Reproduce the stretch of the Sars piece from "Such new infections" through "miles within hours.", word for word.

[Page excerpt — start]

But there is a good reason why Sars has captured public - and medical - imagination. For years doctors have feared the emergence of a 'doomsday scenario': a new, contagious, hard to treat virus that would traverse the globe rapidly and kill millions, as Spanish flu did in 1918.

'Sars gave the infectious diseases people a fright because they are always looking around for the next Black Death to appear,' said Dr Joe Neary, chair of the clinical network at the Royal College of GPs. 'But it doesn't have the ingredients that would make a new global pandemic. It kills people, but very few. This isn't it.'

That does not, however, mean something far nastier is not lurking now in a remote corner of the planet. Since the early 1970s, at least 30 previously unknown infections have emerged worldwide, from an outbreak of plague in India to BSE in Britain.

Such new infections have always been with us. The difference is that 21st century humans offer them unparalleled chances to spread: two million people a day cross international borders, an unstoppable tide of human movement allowing versatile microbes - the corona-virus thought responsible for Sars belongs to a group of viruses that mutate unusually rapidly - to leap thousands of miles within hours.

'In historical times, these would have been local outbreaks that would not have spread, but cosmopolitan life means there is a route out,' said Professor Ian Jones, virologist at the University of Reading. 'If you were on a ship years ago and were sick you would go to the sick bay. Nowadays you get off a plane and you may feel awful but you haven't been isolated until it's too late.'

Hong Kong offered the virus an almost uniquely fortuitous mix of crowded living conditions and a huge pool of international travellers to export it.

Prophetically, the city was singled out as an example of how a new pandemic might start in a report by Prof Donaldson last year, Getting Ahead of the Curve. An outbreak of 'bird flu' in Hong Kong - where a virulent chicken virus infected a child sparking a human outbreak - was halted only by the slaughter of 1.6 million birds. The report added: 'Further newly emergency infectious diseases are inevitable. It is essential to expect the unexpected.'

Like bird flu, Sars is thought to have jumped the species barrier from either birds or pigs to humans, probably in rural China where humans and animals co-exist closely. Most 'jumpers' simply do not take: it is homo sapiens' bad luck that the new coronavirus, another form of which causes breathing difficulties in premature babies, did.

[Page excerpt — finish]
[Entries shown — start]

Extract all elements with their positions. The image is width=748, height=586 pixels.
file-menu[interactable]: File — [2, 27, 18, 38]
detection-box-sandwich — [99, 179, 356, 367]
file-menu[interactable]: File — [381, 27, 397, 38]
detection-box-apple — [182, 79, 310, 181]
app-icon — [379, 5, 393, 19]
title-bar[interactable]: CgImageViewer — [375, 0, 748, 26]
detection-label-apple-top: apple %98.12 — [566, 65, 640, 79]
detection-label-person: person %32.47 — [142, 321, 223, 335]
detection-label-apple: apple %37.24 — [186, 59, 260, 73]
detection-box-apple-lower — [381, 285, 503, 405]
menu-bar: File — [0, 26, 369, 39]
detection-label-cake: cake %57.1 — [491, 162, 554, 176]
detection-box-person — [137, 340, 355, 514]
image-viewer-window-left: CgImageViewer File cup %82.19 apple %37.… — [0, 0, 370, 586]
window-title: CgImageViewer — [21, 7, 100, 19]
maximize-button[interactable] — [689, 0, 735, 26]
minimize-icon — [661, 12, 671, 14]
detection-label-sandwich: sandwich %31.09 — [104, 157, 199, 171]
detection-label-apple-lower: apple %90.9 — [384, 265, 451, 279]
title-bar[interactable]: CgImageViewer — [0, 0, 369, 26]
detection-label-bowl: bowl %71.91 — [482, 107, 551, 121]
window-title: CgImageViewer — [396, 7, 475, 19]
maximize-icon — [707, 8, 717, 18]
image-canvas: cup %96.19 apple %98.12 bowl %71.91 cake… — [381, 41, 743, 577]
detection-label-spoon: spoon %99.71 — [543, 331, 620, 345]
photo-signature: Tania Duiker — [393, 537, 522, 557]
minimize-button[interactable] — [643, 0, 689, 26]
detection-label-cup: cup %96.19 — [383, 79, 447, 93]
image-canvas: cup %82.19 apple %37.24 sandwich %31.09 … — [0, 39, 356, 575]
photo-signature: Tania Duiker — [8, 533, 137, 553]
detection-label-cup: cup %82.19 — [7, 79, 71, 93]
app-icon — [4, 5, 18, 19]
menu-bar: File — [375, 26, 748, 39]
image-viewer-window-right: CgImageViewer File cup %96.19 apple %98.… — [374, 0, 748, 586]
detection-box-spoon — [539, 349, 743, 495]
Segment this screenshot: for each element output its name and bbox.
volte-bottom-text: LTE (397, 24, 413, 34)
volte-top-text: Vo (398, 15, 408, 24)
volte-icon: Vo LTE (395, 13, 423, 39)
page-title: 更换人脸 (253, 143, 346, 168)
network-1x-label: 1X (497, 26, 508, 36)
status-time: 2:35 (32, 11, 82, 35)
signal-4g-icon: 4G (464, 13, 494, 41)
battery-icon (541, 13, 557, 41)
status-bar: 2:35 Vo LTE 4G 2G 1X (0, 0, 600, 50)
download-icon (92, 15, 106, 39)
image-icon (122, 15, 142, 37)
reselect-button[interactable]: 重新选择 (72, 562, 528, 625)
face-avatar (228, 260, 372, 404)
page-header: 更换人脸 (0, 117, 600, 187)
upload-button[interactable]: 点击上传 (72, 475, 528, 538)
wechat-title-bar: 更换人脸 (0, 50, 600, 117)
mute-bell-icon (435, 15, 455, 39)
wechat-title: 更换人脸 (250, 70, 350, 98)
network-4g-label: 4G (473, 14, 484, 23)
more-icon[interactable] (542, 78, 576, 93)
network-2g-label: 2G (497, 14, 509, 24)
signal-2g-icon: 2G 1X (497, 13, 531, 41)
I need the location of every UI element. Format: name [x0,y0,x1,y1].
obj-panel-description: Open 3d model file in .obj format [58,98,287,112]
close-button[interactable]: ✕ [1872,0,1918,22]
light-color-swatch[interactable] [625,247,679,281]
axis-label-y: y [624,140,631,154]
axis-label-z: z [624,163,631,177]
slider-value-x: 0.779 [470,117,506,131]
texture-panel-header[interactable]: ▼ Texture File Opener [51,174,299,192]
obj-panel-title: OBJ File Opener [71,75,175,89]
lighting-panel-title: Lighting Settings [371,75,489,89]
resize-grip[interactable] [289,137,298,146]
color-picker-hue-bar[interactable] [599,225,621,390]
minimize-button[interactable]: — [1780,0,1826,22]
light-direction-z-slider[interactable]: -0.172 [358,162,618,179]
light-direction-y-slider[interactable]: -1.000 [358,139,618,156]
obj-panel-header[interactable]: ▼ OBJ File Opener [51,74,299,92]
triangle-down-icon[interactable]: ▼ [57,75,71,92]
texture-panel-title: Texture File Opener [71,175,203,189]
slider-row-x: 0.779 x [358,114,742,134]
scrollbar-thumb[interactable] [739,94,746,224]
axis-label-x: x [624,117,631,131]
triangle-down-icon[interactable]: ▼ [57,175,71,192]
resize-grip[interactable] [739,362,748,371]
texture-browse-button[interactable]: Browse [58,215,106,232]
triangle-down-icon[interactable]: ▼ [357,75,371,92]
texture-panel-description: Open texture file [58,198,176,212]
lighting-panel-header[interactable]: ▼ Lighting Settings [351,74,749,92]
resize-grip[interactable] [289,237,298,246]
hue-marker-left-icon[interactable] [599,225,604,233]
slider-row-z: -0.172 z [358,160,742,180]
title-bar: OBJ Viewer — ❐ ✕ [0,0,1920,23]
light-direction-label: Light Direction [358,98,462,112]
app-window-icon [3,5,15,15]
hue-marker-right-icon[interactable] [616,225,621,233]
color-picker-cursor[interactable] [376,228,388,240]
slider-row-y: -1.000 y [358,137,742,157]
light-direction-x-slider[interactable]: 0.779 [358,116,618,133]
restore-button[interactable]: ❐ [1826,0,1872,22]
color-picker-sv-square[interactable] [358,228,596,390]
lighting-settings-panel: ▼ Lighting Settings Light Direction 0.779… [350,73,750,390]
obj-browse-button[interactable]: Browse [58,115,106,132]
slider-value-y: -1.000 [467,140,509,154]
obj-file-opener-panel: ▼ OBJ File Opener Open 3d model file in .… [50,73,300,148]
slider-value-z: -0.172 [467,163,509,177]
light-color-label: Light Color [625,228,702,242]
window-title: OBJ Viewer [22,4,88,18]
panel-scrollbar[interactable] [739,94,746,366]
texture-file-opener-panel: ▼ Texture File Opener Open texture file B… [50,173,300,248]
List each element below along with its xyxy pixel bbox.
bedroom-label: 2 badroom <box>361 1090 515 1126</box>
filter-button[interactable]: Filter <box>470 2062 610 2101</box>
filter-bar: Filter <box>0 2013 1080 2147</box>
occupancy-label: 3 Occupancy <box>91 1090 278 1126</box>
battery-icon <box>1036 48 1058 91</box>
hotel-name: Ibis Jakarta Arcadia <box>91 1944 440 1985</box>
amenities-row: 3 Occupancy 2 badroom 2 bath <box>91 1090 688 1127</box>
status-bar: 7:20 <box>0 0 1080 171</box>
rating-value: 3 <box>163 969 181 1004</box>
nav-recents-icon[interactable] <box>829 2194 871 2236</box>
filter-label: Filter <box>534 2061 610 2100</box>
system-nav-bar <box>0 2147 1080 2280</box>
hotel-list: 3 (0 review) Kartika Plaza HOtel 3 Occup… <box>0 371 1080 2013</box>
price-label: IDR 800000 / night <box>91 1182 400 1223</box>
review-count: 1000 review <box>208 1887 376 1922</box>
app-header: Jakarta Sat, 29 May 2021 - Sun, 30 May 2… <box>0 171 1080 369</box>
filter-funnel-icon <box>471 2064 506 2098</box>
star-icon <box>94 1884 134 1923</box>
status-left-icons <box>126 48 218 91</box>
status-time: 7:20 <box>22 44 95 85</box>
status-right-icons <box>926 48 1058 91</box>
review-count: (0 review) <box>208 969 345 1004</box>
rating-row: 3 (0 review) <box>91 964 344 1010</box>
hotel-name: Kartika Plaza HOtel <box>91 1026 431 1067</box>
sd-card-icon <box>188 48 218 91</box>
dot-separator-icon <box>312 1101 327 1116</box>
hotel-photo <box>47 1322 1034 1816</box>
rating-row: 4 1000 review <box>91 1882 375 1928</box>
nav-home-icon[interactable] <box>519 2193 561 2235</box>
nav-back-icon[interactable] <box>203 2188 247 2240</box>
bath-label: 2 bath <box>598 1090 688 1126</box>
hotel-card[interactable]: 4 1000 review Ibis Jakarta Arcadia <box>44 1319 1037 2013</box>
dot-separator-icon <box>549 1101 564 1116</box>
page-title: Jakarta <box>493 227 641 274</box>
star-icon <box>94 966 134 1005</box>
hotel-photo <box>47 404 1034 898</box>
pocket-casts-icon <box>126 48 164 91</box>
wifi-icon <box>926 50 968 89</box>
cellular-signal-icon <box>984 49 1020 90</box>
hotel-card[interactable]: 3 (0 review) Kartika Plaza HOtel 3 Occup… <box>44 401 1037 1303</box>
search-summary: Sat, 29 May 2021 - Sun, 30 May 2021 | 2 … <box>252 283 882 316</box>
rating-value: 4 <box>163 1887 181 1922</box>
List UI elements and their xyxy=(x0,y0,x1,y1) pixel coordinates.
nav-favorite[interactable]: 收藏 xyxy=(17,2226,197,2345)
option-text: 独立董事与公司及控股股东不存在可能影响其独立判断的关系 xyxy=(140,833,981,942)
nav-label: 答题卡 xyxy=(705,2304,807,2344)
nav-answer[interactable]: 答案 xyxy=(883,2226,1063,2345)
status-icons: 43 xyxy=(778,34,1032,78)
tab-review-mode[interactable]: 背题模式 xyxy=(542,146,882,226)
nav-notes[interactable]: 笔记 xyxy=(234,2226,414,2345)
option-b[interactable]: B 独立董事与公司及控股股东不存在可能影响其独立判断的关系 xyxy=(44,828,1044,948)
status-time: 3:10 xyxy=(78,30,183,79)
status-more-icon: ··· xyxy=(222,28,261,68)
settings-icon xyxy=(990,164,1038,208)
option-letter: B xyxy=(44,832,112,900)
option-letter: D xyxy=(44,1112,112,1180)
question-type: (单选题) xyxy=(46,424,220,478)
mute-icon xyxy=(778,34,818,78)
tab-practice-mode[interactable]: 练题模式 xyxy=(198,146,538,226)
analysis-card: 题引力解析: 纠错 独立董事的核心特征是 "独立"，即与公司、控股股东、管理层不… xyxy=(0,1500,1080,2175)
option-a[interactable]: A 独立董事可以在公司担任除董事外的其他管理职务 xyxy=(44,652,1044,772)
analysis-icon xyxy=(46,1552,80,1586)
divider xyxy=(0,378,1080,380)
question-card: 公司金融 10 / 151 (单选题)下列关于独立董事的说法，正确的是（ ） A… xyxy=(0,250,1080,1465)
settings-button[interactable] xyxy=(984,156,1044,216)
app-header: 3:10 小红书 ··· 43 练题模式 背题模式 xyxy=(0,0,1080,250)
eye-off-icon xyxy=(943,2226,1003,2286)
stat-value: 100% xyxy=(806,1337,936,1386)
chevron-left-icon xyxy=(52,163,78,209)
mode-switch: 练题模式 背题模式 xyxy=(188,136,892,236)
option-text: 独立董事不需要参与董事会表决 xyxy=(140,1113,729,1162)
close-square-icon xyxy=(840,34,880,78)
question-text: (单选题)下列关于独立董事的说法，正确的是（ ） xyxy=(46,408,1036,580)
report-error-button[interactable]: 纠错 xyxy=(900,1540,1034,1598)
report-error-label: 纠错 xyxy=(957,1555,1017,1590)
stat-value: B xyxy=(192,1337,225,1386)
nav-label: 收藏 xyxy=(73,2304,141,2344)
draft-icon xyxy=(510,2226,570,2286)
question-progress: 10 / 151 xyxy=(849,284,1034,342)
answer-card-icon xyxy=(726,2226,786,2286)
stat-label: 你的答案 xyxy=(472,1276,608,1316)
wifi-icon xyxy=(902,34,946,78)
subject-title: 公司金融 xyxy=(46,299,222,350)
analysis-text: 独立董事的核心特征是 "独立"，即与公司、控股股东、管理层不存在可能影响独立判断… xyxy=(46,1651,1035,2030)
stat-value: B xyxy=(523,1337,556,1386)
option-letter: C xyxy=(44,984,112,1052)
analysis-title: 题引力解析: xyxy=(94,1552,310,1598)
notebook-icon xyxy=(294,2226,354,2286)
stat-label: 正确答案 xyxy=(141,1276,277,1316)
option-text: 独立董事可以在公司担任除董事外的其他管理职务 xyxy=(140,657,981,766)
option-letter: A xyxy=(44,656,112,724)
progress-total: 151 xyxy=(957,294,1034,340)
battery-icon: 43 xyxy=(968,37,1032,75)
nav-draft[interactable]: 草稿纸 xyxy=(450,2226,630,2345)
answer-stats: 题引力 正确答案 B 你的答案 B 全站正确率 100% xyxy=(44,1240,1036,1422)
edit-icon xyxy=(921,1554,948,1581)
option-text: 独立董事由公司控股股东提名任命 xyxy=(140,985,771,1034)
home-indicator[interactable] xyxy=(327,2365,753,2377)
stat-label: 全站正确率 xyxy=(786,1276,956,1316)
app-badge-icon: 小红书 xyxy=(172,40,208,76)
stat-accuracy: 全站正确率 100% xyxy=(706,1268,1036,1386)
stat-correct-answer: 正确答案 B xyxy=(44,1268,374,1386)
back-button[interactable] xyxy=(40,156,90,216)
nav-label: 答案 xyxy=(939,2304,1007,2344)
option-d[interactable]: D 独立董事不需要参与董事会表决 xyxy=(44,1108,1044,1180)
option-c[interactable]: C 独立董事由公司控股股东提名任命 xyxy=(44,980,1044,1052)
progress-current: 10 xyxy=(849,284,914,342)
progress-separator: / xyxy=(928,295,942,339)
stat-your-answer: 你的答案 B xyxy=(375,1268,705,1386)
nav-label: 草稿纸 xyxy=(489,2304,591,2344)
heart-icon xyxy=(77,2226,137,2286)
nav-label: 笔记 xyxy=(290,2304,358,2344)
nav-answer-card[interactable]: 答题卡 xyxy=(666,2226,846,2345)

[Entries shown — finish]

▶ Answer for the task
Such new infections have always been with us. The difference is that 21st century humans offer them unparalleled chances to spread: two million people a day cross international borders, an unstoppable tide of human movement allowing versatile microbes - the corona-virus thought responsible for Sars belongs to a group of viruses that mutate unusually rapidly - to leap thousands of miles within hours.